══ Dataset entries ══
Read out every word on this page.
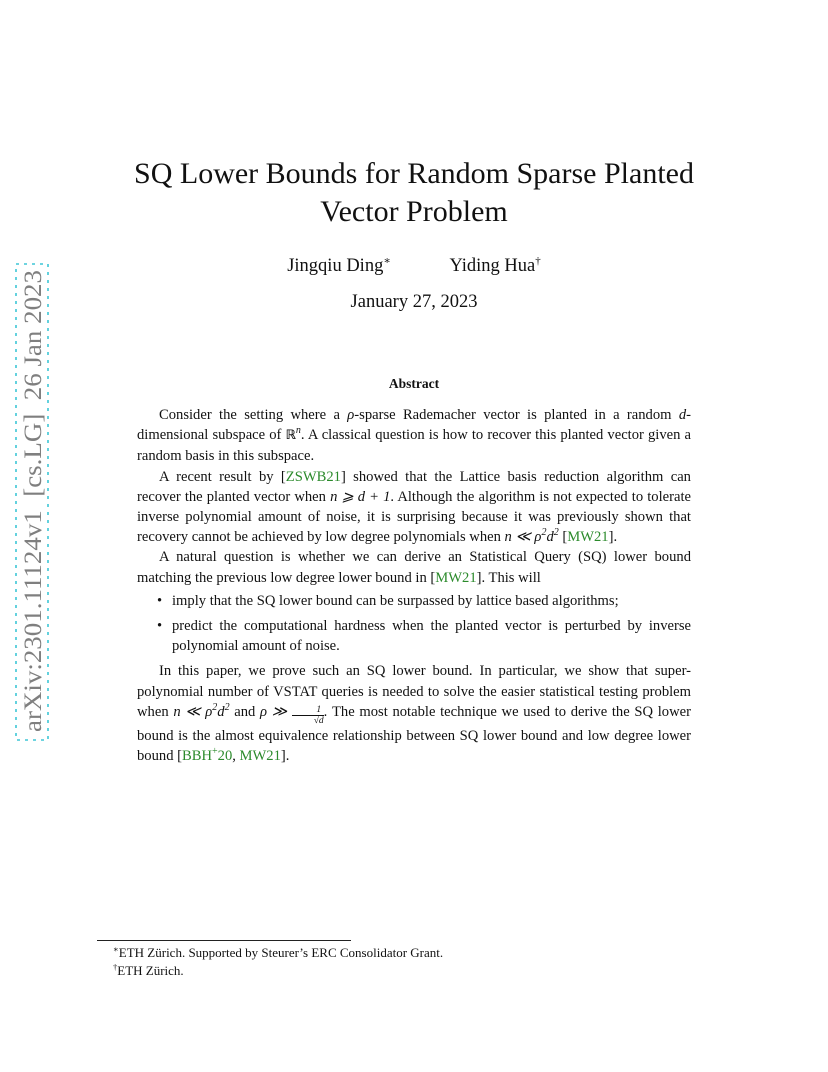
arXiv:2301.11124v1  [cs.LG]  26 Jan 2023
SQ Lower Bounds for Random Sparse Planted
Vector Problem
Jingqiu Ding∗	Yiding Hua†
January 27, 2023
Abstract

Consider the setting where a ρ-sparse Rademacher vector is planted in a random d-dimensional subspace of ℝ$^n$. A classical question is how to recover this planted vector given a random basis in this subspace.

A recent result by [ZSWB21] showed that the Lattice basis reduction algorithm can recover the planted vector when n ⩾ d + 1. Although the algorithm is not expected to tolerate inverse polynomial amount of noise, it is surprising because it was previously shown that recovery cannot be achieved by low degree polynomials when n ≪ $\rho^2d^2$ [MW21].

A natural question is whether we can derive an Statistical Query (SQ) lower bound matching the previous low degree lower bound in [MW21]. This will

• imply that the SQ lower bound can be surpassed by lattice based algorithms;
• predict the computational hardness when the planted vector is perturbed by inverse polynomial amount of noise.

In this paper, we prove such an SQ lower bound. In particular, we show that super-polynomial number of VSTAT queries is needed to solve the easier statistical testing problem when n ≪ $\rho^2d^2$ and ρ ≫ $\frac{1}{√d}$ . The most notable technique we used to derive the SQ lower bound is the almost equivalence relationship between SQ lower bound and low degree lower bound [BBH+20, MW21].

∗ETH Zürich. Supported by Steurer’s ERC Consolidator Grant.
†ETH Zürich.
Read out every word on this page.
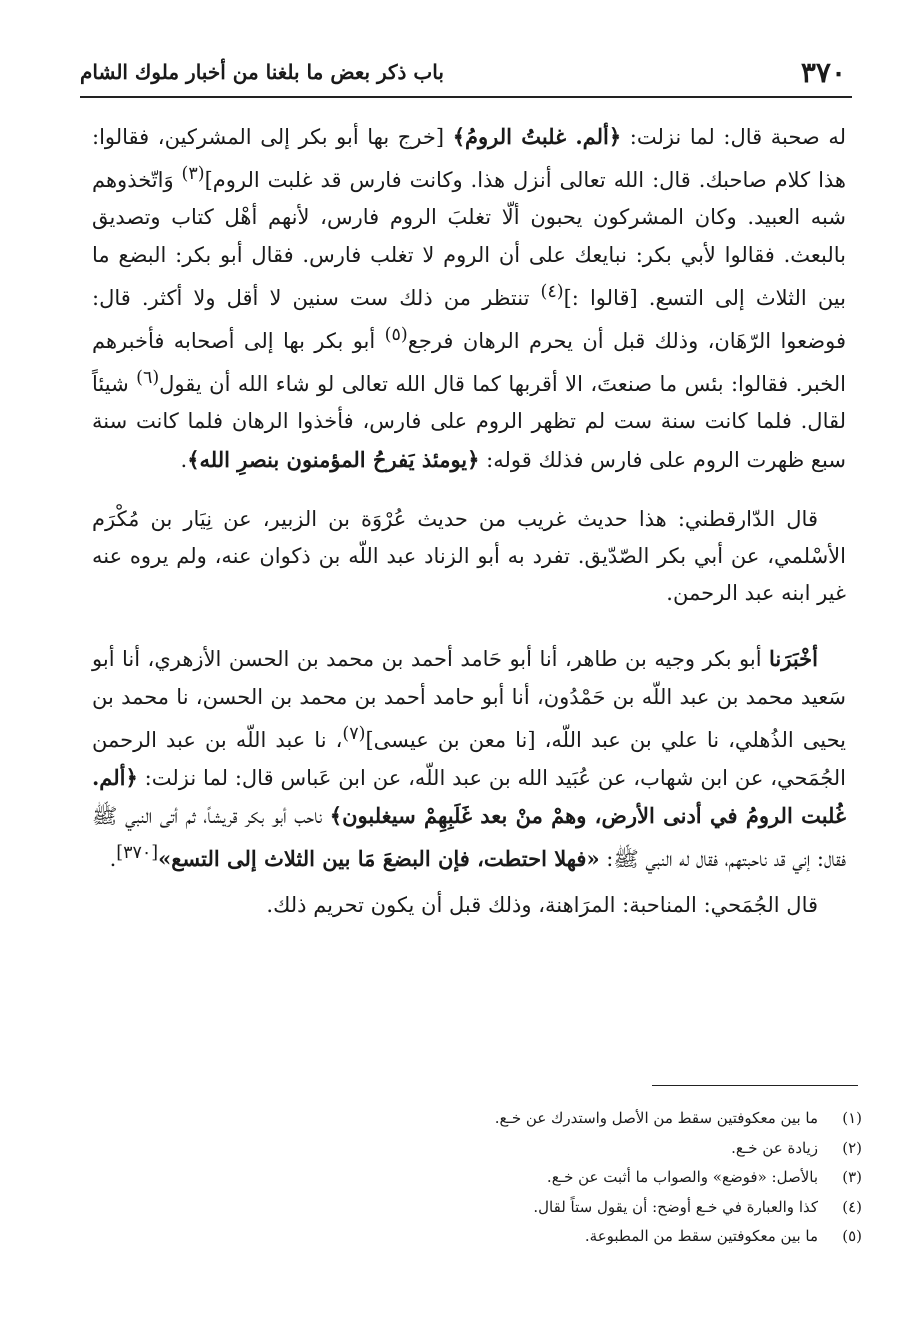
٣٧٠
باب ذكر بعض ما بلغنا من أخبار ملوك الشام

له صحبة قال: لما نزلت: ﴿ألم. غلبتُ الرومُ﴾ [خرج بها أبو بكر إلى المشركين، فقالوا: هذا كلام صاحبك. قال: الله تعالى أنزل هذا. وكانت فارس قد غلبت الروم]$^{(٣)}$ وَاتّخذوهم شبه العبيد. وكان المشركون يحبون ألّا تغلبَ الروم فارس، لأنهم أهْل كتاب وتصديق بالبعث. فقالوا لأبي بكر: نبايعك على أن الروم لا تغلب فارس. فقال أبو بكر: البضع ما بين الثلاث إلى التسع. [قالوا :]$^{(٤)}$ تنتظر من ذلك ست سنين لا أقل ولا أكثر. قال: فوضعوا الرّهَان، وذلك قبل أن يحرم الرهان فرجع$^{(٥)}$ أبو بكر بها إلى أصحابه فأخبرهم الخبر. فقالوا: بئس ما صنعتَ، الا أقربها كما قال الله تعالى لو شاء الله أن يقول$^{(٦)}$ شيئاً لقال. فلما كانت سنة ست لم تظهر الروم على فارس، فأخذوا الرهان فلما كانت سنة سبع ظهرت الروم على فارس فذلك قوله: ﴿يومئذ يَفرحُ المؤمنون بنصرِ الله﴾.

قال الدّارقطني: هذا حديث غريب من حديث عُرْوَة بن الزبير، عن نِيَار بن مُكْرَم الأسْلمي، عن أبي بكر الصّدّيق. تفرد به أبو الزناد عبد اللّه بن ذكوان عنه، ولم يروه عنه غير ابنه عبد الرحمن.

أخْبَرَنا أبو بكر وجيه بن طاهر، أنا أبو حَامد أحمد بن محمد بن الحسن الأزهري، أنا أبو سَعيد محمد بن عبد اللّه بن حَمْدُون، أنا أبو حامد أحمد بن محمد بن الحسن، نا محمد بن يحيى الذُهلي، نا علي بن عبد اللّه، [نا معن بن عيسى]$^{(٧)}$، نا عبد اللّه بن عبد الرحمن الجُمَحي، عن ابن شهاب، عن عُبَيد الله بن عبد اللّه، عن ابن عَباس قال: لما نزلت: ﴿ألم. غُلبت الرومُ في أدنى الأرض، وهمْ منْ بعد غَلَبِهِمْ سيغلبون﴾ ناحب أبو بكر قريشاً، ثم أتى النبي ﷺ فقال: إني قد ناحبتهم، فقال له النبي ﷺ: «فهلا احتطت، فإن البضعَ مَا بين الثلاث إلى التسع»[٣٧٠].

قال الجُمَحي: المناحبة: المرَاهنة، وذلك قبل أن يكون تحريم ذلك.

(١)
ما بين معكوفتين سقط من الأصل واستدرك عن خـع.
(٢)
زيادة عن خـع.
(٣)
بالأصل: «فوضع» والصواب ما أثبت عن خـع.
(٤)
كذا والعبارة في خـع أوضح: أن يقول ستاً لقال.
(٥)
ما بين معكوفتين سقط من المطبوعة.
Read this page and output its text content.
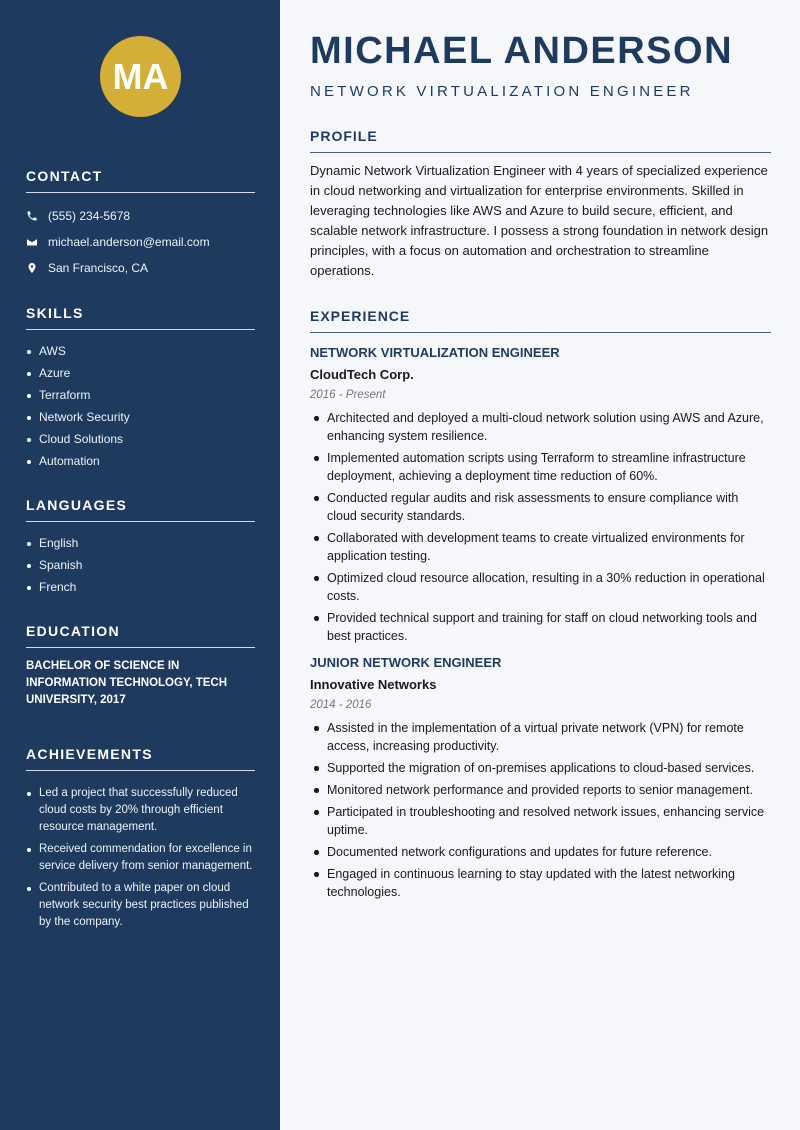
MA
CONTACT
(555) 234-5678
michael.anderson@email.com
San Francisco, CA
SKILLS
AWS
Azure
Terraform
Network Security
Cloud Solutions
Automation
LANGUAGES
English
Spanish
French
EDUCATION
BACHELOR OF SCIENCE IN INFORMATION TECHNOLOGY, TECH UNIVERSITY, 2017
ACHIEVEMENTS
Led a project that successfully reduced cloud costs by 20% through efficient resource management.
Received commendation for excellence in service delivery from senior management.
Contributed to a white paper on cloud network security best practices published by the company.
MICHAEL ANDERSON
NETWORK VIRTUALIZATION ENGINEER
PROFILE
Dynamic Network Virtualization Engineer with 4 years of specialized experience in cloud networking and virtualization for enterprise environments. Skilled in leveraging technologies like AWS and Azure to build secure, efficient, and scalable network infrastructure. I possess a strong foundation in network design principles, with a focus on automation and orchestration to streamline operations.
EXPERIENCE
NETWORK VIRTUALIZATION ENGINEER
CloudTech Corp.
2016 - Present
Architected and deployed a multi-cloud network solution using AWS and Azure, enhancing system resilience.
Implemented automation scripts using Terraform to streamline infrastructure deployment, achieving a deployment time reduction of 60%.
Conducted regular audits and risk assessments to ensure compliance with cloud security standards.
Collaborated with development teams to create virtualized environments for application testing.
Optimized cloud resource allocation, resulting in a 30% reduction in operational costs.
Provided technical support and training for staff on cloud networking tools and best practices.
JUNIOR NETWORK ENGINEER
Innovative Networks
2014 - 2016
Assisted in the implementation of a virtual private network (VPN) for remote access, increasing productivity.
Supported the migration of on-premises applications to cloud-based services.
Monitored network performance and provided reports to senior management.
Participated in troubleshooting and resolved network issues, enhancing service uptime.
Documented network configurations and updates for future reference.
Engaged in continuous learning to stay updated with the latest networking technologies.
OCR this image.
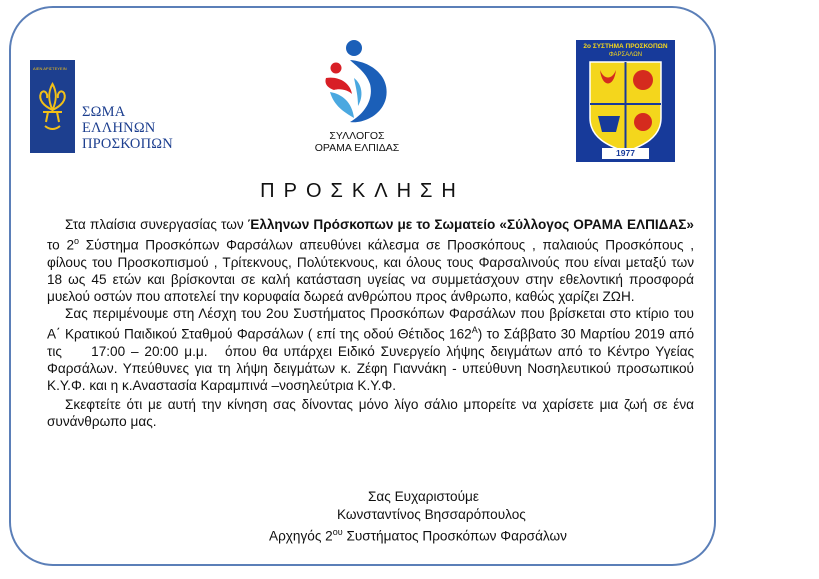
ΑΙΕΝ ΑΡΙΣΤΕΥΕΙΝ
ΣΩΜΑ
ΕΛΛΗΝΩΝ
ΠΡΟΣΚΟΠΩΝ	ΣΥΛΛΟΓΟΣ
ΟΡΑΜΑ ΕΛΠΙΔΑΣ
2ο ΣΥΣΤΗΜΑ ΠΡΟΣΚΟΠΩΝ
ΦΑΡΣΑΛΩΝ
1977
ΠΡΟΣΚΛΗΣΗ

Στα πλαίσια συνεργασίας των Έλληνων Πρόσκοπων με το Σωματείο «Σύλλογος ΟΡΑΜΑ ΕΛΠΙΔΑΣ» το $2^o$ Σύστημα Προσκόπων Φαρσάλων απευθύνει κάλεσμα σε Προσκόπους , παλαιούς Προσκόπους , φίλους του Προσκοπισμού , Τρίτεκνους, Πολύτεκνους, και όλους τους Φαρσαλινούς που είναι μεταξύ των 18 ως 45 ετών και βρίσκονται σε καλή κατάσταση υγείας να συμμετάσχουν στην εθελοντική προσφορά μυελού οστών που αποτελεί την κορυφαία δωρεά ανθρώπου προς άνθρωπο, καθώς χαρίζει ΖΩΗ.

Σας περιμένουμε στη Λέσχη του 2ου Συστήματος Προσκόπων Φαρσάλων που βρίσκεται στο κτίριο του Α΄ Κρατικού Παιδικού Σταθμού Φαρσάλων ( επί της οδού Θέτιδος $162^A$) το Σάββατο 30 Μαρτίου 2019 από τις     17:00 – 20:00 μ.μ.   όπου θα υπάρχει Ειδικό Συνεργείο λήψης δειγμάτων από το Κέντρο Υγείας Φαρσάλων. Υπεύθυνες για τη λήψη δειγμάτων κ. Ζέφη Γιαννάκη - υπεύθυνη Νοσηλευτικού προσωπικού Κ.Υ.Φ. και η κ.Αναστασία Καραμπινά –νοσηλεύτρια Κ.Υ.Φ.

Σκεφτείτε ότι με αυτή την κίνηση σας δίνοντας μόνο λίγο σάλιο μπορείτε να χαρίσετε μια ζωή σε ένα συνάνθρωπο μας.

Σας Ευχαριστούμε
Κωνσταντίνος Βησσαρόπουλος
Αρχηγός $2^{o\upsilon}$ Συστήματος Προσκόπων Φαρσάλων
═══
• _Exercise brief_: Find the word "معكوفتين" in the entries above and gather every line that holds it.

• _Solution to the problem_:
ما بين معكوفتين سقط من الأصل واستدرك عن خـع.
ما بين معكوفتين سقط من المطبوعة.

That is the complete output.